## Travail demandé
Poursuivez le texte sur le troisième compagnon de l'aventure en enchaînant sur sa dernière phrase.
--- Texte support ---
Pour la dernière partie de l’aventure, une troisième créature rejoint finalement notre petite troupe. Il s’agit d’une étrange bestiole qui m’a immédiatement fait penser aux Kodamas de Miyazaki… Ce compagnon atypique est constitué de la fameuse substance visqueuse que vous cherchez à combattre depuis le début. Et forcément, cela lui confère toute une série de pouvoirs particulièrement utiles, tels que : modifier la matière, la manipuler, créer des impulsions ou ouvrir de nouveaux passages. Une excellente manière de renouveler encore une fois les mécaniques et d’éviter toute routine. À partir de là, notre aventure commence d’ailleurs à ressembler à une coloc improbable. Entre un enfant fugueur, un cerf mystique et une bestiole sortie d’un bain de pétrole magique, il ne manquait plus qu’une machine à laver en panne et une boîte à rire pour qu’on soit dans une sitcom à la Eric Lafleur.
--- Données sources ---
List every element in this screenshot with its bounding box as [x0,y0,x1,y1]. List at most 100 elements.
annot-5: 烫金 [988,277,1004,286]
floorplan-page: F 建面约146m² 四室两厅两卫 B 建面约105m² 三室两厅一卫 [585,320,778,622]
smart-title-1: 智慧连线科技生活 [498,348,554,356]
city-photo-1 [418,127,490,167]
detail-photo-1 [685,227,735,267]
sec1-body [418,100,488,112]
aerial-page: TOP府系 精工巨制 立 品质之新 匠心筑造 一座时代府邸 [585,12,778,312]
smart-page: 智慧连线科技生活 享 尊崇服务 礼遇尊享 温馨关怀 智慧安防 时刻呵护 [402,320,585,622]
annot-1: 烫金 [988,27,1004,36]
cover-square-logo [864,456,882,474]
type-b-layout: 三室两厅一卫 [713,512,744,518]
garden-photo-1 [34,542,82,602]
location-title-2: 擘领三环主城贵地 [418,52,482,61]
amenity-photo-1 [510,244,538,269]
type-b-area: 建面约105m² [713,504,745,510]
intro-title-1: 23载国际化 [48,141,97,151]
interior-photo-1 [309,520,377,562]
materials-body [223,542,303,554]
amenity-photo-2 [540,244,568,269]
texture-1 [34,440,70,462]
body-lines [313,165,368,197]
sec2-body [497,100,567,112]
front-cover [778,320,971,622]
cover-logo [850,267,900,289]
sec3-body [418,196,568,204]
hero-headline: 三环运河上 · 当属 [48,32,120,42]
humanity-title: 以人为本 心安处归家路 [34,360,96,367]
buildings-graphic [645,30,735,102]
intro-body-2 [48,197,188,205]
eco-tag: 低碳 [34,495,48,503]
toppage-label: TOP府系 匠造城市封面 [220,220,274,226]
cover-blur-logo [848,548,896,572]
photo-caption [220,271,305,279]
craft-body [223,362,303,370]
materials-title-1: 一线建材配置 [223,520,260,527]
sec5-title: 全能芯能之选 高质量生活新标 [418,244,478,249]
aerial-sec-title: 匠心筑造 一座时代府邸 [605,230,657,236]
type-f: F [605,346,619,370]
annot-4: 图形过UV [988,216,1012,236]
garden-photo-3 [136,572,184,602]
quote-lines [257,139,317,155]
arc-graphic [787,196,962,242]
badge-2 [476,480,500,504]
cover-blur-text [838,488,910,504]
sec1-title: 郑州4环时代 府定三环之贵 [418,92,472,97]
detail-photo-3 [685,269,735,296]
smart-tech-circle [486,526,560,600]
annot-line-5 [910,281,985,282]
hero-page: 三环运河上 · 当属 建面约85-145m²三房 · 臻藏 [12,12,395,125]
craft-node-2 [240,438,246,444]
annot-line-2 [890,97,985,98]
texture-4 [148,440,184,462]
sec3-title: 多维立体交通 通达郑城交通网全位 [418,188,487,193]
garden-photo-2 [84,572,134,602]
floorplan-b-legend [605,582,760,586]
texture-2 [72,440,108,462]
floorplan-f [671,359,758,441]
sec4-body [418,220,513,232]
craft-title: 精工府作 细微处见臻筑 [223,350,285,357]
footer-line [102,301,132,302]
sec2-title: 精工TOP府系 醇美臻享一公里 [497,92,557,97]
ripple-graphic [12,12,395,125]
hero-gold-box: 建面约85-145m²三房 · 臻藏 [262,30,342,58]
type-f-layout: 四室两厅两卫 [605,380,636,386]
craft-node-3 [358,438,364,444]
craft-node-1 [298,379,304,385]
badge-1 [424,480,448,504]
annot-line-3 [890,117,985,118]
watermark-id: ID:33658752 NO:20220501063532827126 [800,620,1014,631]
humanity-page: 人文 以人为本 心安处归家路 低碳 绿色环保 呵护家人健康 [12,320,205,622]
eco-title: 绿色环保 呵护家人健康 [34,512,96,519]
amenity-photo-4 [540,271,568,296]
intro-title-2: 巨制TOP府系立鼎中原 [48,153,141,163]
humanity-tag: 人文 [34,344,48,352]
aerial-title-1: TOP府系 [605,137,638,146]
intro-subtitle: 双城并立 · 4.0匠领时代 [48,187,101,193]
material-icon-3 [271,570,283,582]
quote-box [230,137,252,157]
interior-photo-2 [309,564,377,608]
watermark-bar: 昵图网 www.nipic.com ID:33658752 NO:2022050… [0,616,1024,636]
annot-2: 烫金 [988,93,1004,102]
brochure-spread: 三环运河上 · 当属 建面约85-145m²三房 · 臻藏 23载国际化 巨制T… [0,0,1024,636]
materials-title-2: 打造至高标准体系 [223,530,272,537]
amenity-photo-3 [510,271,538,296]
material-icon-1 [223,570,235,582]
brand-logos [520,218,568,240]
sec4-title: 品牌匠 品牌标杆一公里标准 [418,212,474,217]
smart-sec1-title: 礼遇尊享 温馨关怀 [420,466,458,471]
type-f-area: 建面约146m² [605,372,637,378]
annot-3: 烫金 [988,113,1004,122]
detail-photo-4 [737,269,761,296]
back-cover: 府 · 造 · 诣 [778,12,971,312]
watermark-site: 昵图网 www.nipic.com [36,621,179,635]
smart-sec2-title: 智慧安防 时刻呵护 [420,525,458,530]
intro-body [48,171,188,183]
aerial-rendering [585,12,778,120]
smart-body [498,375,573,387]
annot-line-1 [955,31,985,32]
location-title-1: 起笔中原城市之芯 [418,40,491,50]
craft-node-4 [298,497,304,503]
---
## Voici le résultat
Biche, oh ma biche : une ambiance qui fait mouche
Ce qui m’a le plus plu dans ce test de Deer & Boy, ce n’est finalement ni son histoire, ni son gameplay, c’est son ambiance. Ce jeu vidéo dégage une forme de poésie assez rare. Une douceur presque permanente qui contraste avec les thèmes assez lourds qu’il aborde… Visuellement, les développeurs ont pris une direction que j’apprécie beaucoup, car ils ont refusé la surenchère technique. À une époque où certains studios veulent afficher chaque pore de peau, chaque reflet de l’eau ou chaque brin d’herbe comme s’ils participaient à un concours de réalisme, Deer & Boy choisit une autre voie.

Les personnages de Deer & Boy restent volontairement « simplistes ». Le héros ressemble parfois à un Playmobil perdu au beau milieu d’un livre illustré. Pourtant, tout fonctionne : les couleurs, les jeux de lumières, les textures, les animations et les transitions visuelles créent une atmosphère particulièrement réussie. On a l’impression de feuilleter un conte pour enfants qui glisse discrètement quelques claques émotionnelles entre deux pages. Et honnêtement, ça fonctionne mieux que certains personnages ultra-réalistes qui coûtent des millions et possèdent autant de personnalité qu’un profil Tinder rédigé par ChatGPT.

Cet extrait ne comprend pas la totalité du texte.